→ What to do: Each line containing the word "Viewer" should be found and copied.

Data entries
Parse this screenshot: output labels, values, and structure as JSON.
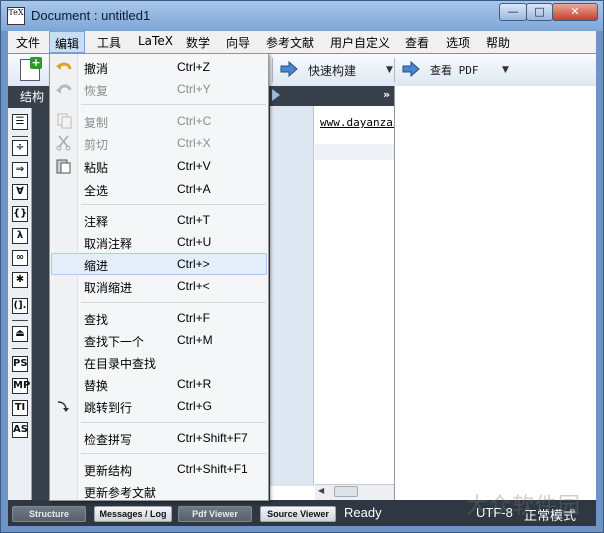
{
  "window": {
    "title": "Document : untitled1",
    "app_icon_text": "TeX",
    "controls": {
      "minimize": "—",
      "maximize": "□",
      "close": "✕"
    }
  },
  "menubar": {
    "items": [
      {
        "label": "文件"
      },
      {
        "label": "编辑"
      },
      {
        "label": "工具"
      },
      {
        "label": "LaTeX"
      },
      {
        "label": "数学"
      },
      {
        "label": "向导"
      },
      {
        "label": "参考文献"
      },
      {
        "label": "用户自定义"
      },
      {
        "label": "查看"
      },
      {
        "label": "选项"
      },
      {
        "label": "帮助"
      }
    ]
  },
  "toolbar": {
    "build_label": "快速构建",
    "view_label": "查看 PDF",
    "dropdown_glyph": "▼"
  },
  "left_panel": {
    "tab_label": "结构",
    "sidebar_icons": [
      {
        "name": "structure-icon",
        "glyph": "☰"
      },
      {
        "name": "relation-icon",
        "glyph": "÷"
      },
      {
        "name": "arrows-icon",
        "glyph": "⇒"
      },
      {
        "name": "misc-math-icon",
        "glyph": "∀"
      },
      {
        "name": "delimiters-icon",
        "glyph": "{}"
      },
      {
        "name": "greek-icon",
        "glyph": "λ"
      },
      {
        "name": "infinity-icon",
        "glyph": "∞"
      },
      {
        "name": "asterisk-icon",
        "glyph": "✱"
      },
      {
        "name": "brackets-icon",
        "glyph": "(]."
      },
      {
        "name": "user-icon",
        "glyph": "⏏"
      },
      {
        "name": "pstricks-icon",
        "glyph": "PS"
      },
      {
        "name": "metapost-icon",
        "glyph": "MP"
      },
      {
        "name": "tikz-icon",
        "glyph": "TI"
      },
      {
        "name": "asymptote-icon",
        "glyph": "AS"
      }
    ]
  },
  "editor": {
    "more_glyph": "»",
    "code_text": "www.dayanzai.me"
  },
  "edit_menu": {
    "items": [
      {
        "type": "item",
        "label": "撤消",
        "shortcut": "Ctrl+Z",
        "disabled": false,
        "icon": "undo-icon"
      },
      {
        "type": "item",
        "label": "恢复",
        "shortcut": "Ctrl+Y",
        "disabled": true,
        "icon": "redo-icon"
      },
      {
        "type": "sep"
      },
      {
        "type": "item",
        "label": "复制",
        "shortcut": "Ctrl+C",
        "disabled": true,
        "icon": "copy-icon"
      },
      {
        "type": "item",
        "label": "剪切",
        "shortcut": "Ctrl+X",
        "disabled": true,
        "icon": "cut-icon"
      },
      {
        "type": "item",
        "label": "粘贴",
        "shortcut": "Ctrl+V",
        "disabled": false,
        "icon": "paste-icon"
      },
      {
        "type": "item",
        "label": "全选",
        "shortcut": "Ctrl+A",
        "disabled": false,
        "icon": ""
      },
      {
        "type": "sep"
      },
      {
        "type": "item",
        "label": "注释",
        "shortcut": "Ctrl+T",
        "disabled": false,
        "icon": ""
      },
      {
        "type": "item",
        "label": "取消注释",
        "shortcut": "Ctrl+U",
        "disabled": false,
        "icon": ""
      },
      {
        "type": "item",
        "label": "缩进",
        "shortcut": "Ctrl+>",
        "disabled": false,
        "icon": "",
        "highlighted": true
      },
      {
        "type": "item",
        "label": "取消缩进",
        "shortcut": "Ctrl+<",
        "disabled": false,
        "icon": ""
      },
      {
        "type": "sep"
      },
      {
        "type": "item",
        "label": "查找",
        "shortcut": "Ctrl+F",
        "disabled": false,
        "icon": ""
      },
      {
        "type": "item",
        "label": "查找下一个",
        "shortcut": "Ctrl+M",
        "disabled": false,
        "icon": ""
      },
      {
        "type": "item",
        "label": "在目录中查找",
        "shortcut": "",
        "disabled": false,
        "icon": ""
      },
      {
        "type": "item",
        "label": "替换",
        "shortcut": "Ctrl+R",
        "disabled": false,
        "icon": ""
      },
      {
        "type": "item",
        "label": "跳转到行",
        "shortcut": "Ctrl+G",
        "disabled": false,
        "icon": "goto-line-icon"
      },
      {
        "type": "sep"
      },
      {
        "type": "item",
        "label": "检查拼写",
        "shortcut": "Ctrl+Shift+F7",
        "disabled": false,
        "icon": ""
      },
      {
        "type": "sep"
      },
      {
        "type": "item",
        "label": "更新结构",
        "shortcut": "Ctrl+Shift+F1",
        "disabled": false,
        "icon": ""
      },
      {
        "type": "item",
        "label": "更新参考文献",
        "shortcut": "",
        "disabled": false,
        "icon": ""
      }
    ]
  },
  "statusbar": {
    "buttons": [
      {
        "label": "Structure",
        "dim": true
      },
      {
        "label": "Messages / Log",
        "dim": false
      },
      {
        "label": "Pdf Viewer",
        "dim": true
      },
      {
        "label": "Source Viewer",
        "dim": false
      }
    ],
    "ready": "Ready",
    "encoding": "UTF-8",
    "mode": "正常模式"
  },
  "watermark": "大众软件园",
  "colors": {
    "menu_highlight": "#e4eefa",
    "panel_dark": "#38404b",
    "titlebar": "#7ea6d6"
  }
}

→ Task result:
        "label": "Pdf Viewer",
        "label": "Source Viewer",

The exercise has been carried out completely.